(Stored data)
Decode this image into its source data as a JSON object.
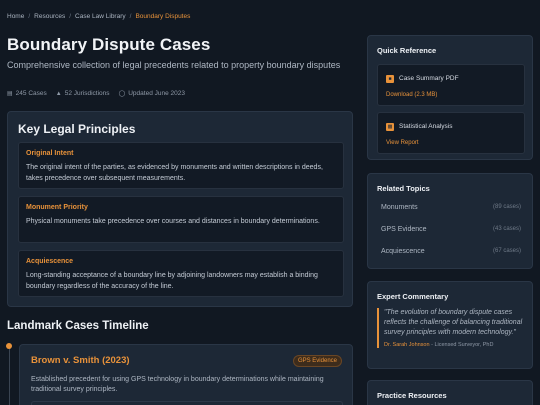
{
  "breadcrumb": {
    "items": [
      "Home",
      "Resources",
      "Case Law Library"
    ],
    "current": "Boundary Disputes",
    "separator": "/"
  },
  "header": {
    "title": "Boundary Dispute Cases",
    "subtitle": "Comprehensive collection of legal precedents related to property boundary disputes",
    "meta": {
      "cases": "245 Cases",
      "jurisdictions": "52 Jurisdictions",
      "updated": "Updated June 2023"
    }
  },
  "principles": {
    "title": "Key Legal Principles",
    "items": [
      {
        "title": "Original Intent",
        "description": "The original intent of the parties, as evidenced by monuments and written descriptions in deeds, takes precedence over subsequent measurements."
      },
      {
        "title": "Monument Priority",
        "description": "Physical monuments take precedence over courses and distances in boundary determinations."
      },
      {
        "title": "Acquiescence",
        "description": "Long-standing acceptance of a boundary line by adjoining landowners may establish a binding boundary regardless of the accuracy of the line."
      }
    ]
  },
  "timeline": {
    "title": "Landmark Cases Timeline",
    "cases": [
      {
        "title": "Brown v. Smith (2023)",
        "tag": "GPS Evidence",
        "description": "Established precedent for using GPS technology in boundary determinations while maintaining traditional survey principles."
      }
    ]
  },
  "sidebar": {
    "quick_reference": {
      "title": "Quick Reference",
      "items": [
        {
          "icon": "pdf-icon",
          "label": "Case Summary PDF",
          "action": "Download (2.3 MB)"
        },
        {
          "icon": "chart-icon",
          "label": "Statistical Analysis",
          "action": "View Report"
        }
      ]
    },
    "related_topics": {
      "title": "Related Topics",
      "items": [
        {
          "name": "Monuments",
          "count": "(89 cases)"
        },
        {
          "name": "GPS Evidence",
          "count": "(43 cases)"
        },
        {
          "name": "Acquiescence",
          "count": "(67 cases)"
        }
      ]
    },
    "expert_commentary": {
      "title": "Expert Commentary",
      "quote": "\"The evolution of boundary dispute cases reflects the challenge of balancing traditional survey principles with modern technology.\"",
      "author": "Dr. Sarah Johnson",
      "author_role": "- Licensed Surveyor, PhD"
    },
    "practice_resources": {
      "title": "Practice Resources"
    }
  },
  "colors": {
    "accent": "#e8923a",
    "background": "#111822",
    "card": "#1d2836",
    "inner_card": "#121a25"
  }
}
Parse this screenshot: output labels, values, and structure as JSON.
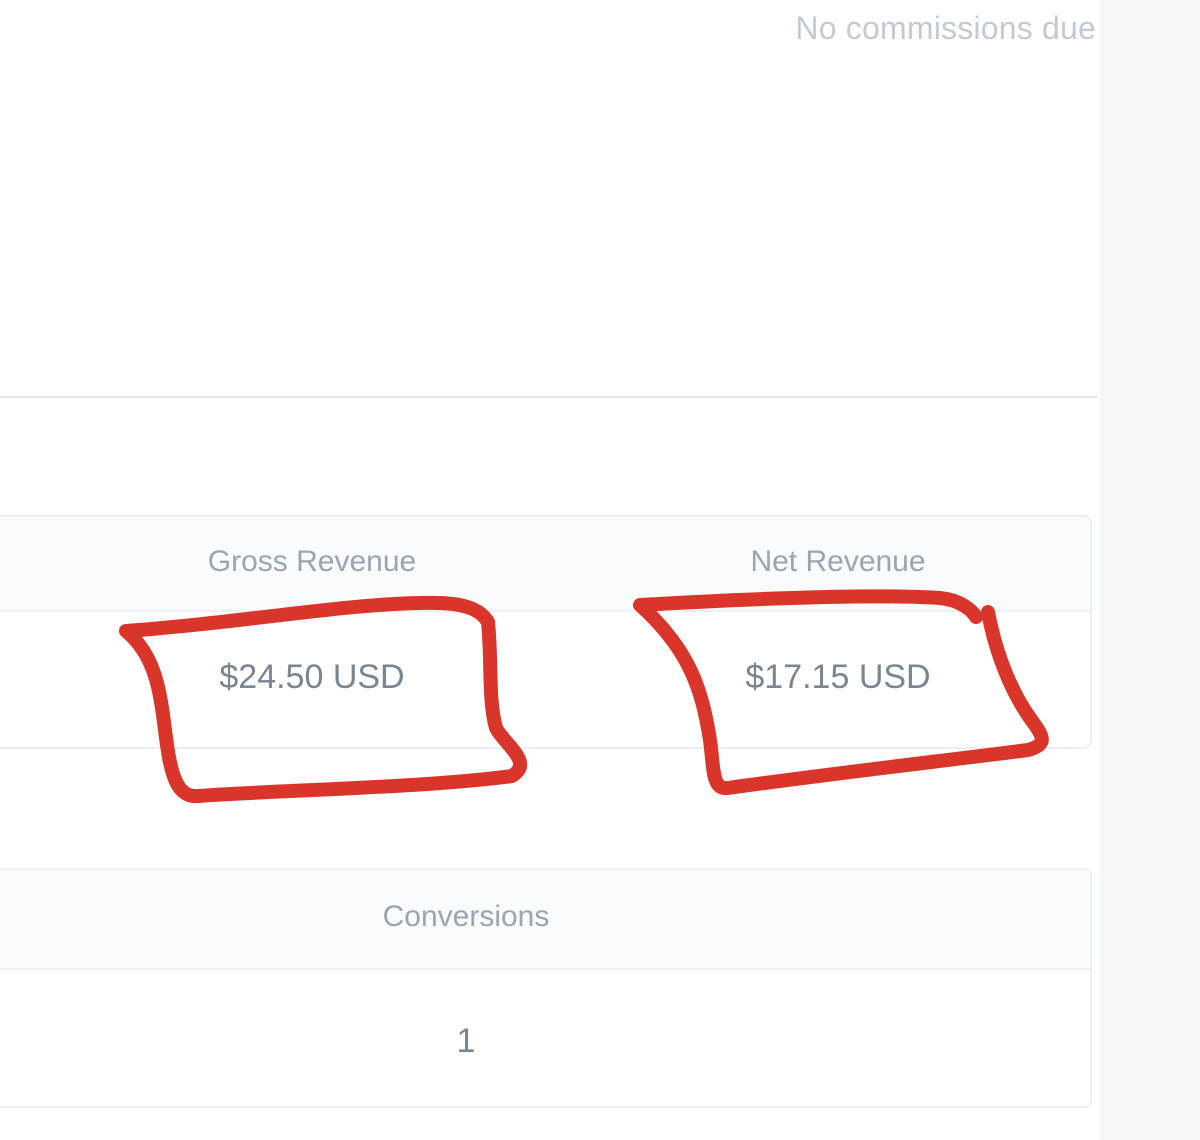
{
  "header": {
    "commissions_note": "No commissions due"
  },
  "revenue_table": {
    "columns": [
      {
        "label": "Gross Revenue",
        "value": "$24.50 USD"
      },
      {
        "label": "Net Revenue",
        "value": "$17.15 USD"
      }
    ]
  },
  "conversions_table": {
    "label": "Conversions",
    "value": "1"
  },
  "annotation": {
    "stroke_color": "#d9352a"
  }
}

What you need to do:
Quote the preceding records in their entirety, excluding every picture.

Expected answer:
Decode this image into its source data as a JSON object.
{
  "breadcrumb": {
    "items": [
      "Home",
      "Resources",
      "Case Law Library"
    ],
    "current": "Boundary Disputes",
    "separator": "/"
  },
  "header": {
    "title": "Boundary Dispute Cases",
    "subtitle": "Comprehensive collection of legal precedents related to property boundary disputes",
    "meta": {
      "cases": "245 Cases",
      "jurisdictions": "52 Jurisdictions",
      "updated": "Updated June 2023"
    }
  },
  "principles": {
    "title": "Key Legal Principles",
    "items": [
      {
        "title": "Original Intent",
        "description": "The original intent of the parties, as evidenced by monuments and written descriptions in deeds, takes precedence over subsequent measurements."
      },
      {
        "title": "Monument Priority",
        "description": "Physical monuments take precedence over courses and distances in boundary determinations."
      },
      {
        "title": "Acquiescence",
        "description": "Long-standing acceptance of a boundary line by adjoining landowners may establish a binding boundary regardless of the accuracy of the line."
      }
    ]
  },
  "timeline": {
    "title": "Landmark Cases Timeline",
    "cases": [
      {
        "title": "Brown v. Smith (2023)",
        "tag": "GPS Evidence",
        "description": "Established precedent for using GPS technology in boundary determinations while maintaining traditional survey principles."
      }
    ]
  },
  "sidebar": {
    "quick_reference": {
      "title": "Quick Reference",
      "items": [
        {
          "icon": "pdf-icon",
          "label": "Case Summary PDF",
          "action": "Download (2.3 MB)"
        },
        {
          "icon": "chart-icon",
          "label": "Statistical Analysis",
          "action": "View Report"
        }
      ]
    },
    "related_topics": {
      "title": "Related Topics",
      "items": [
        {
          "name": "Monuments",
          "count": "(89 cases)"
        },
        {
          "name": "GPS Evidence",
          "count": "(43 cases)"
        },
        {
          "name": "Acquiescence",
          "count": "(67 cases)"
        }
      ]
    },
    "expert_commentary": {
      "title": "Expert Commentary",
      "quote": "\"The evolution of boundary dispute cases reflects the challenge of balancing traditional survey principles with modern technology.\"",
      "author": "Dr. Sarah Johnson",
      "author_role": "- Licensed Surveyor, PhD"
    },
    "practice_resources": {
      "title": "Practice Resources"
    }
  },
  "colors": {
    "accent": "#e8923a",
    "background": "#111822",
    "card": "#1d2836",
    "inner_card": "#121a25"
  }
}
Parse this screenshot: output labels, values, and structure as JSON.
{
  "header": {
    "commissions_note": "No commissions due"
  },
  "revenue_table": {
    "columns": [
      {
        "label": "Gross Revenue",
        "value": "$24.50 USD"
      },
      {
        "label": "Net Revenue",
        "value": "$17.15 USD"
      }
    ]
  },
  "conversions_table": {
    "label": "Conversions",
    "value": "1"
  },
  "annotation": {
    "stroke_color": "#d9352a"
  }
}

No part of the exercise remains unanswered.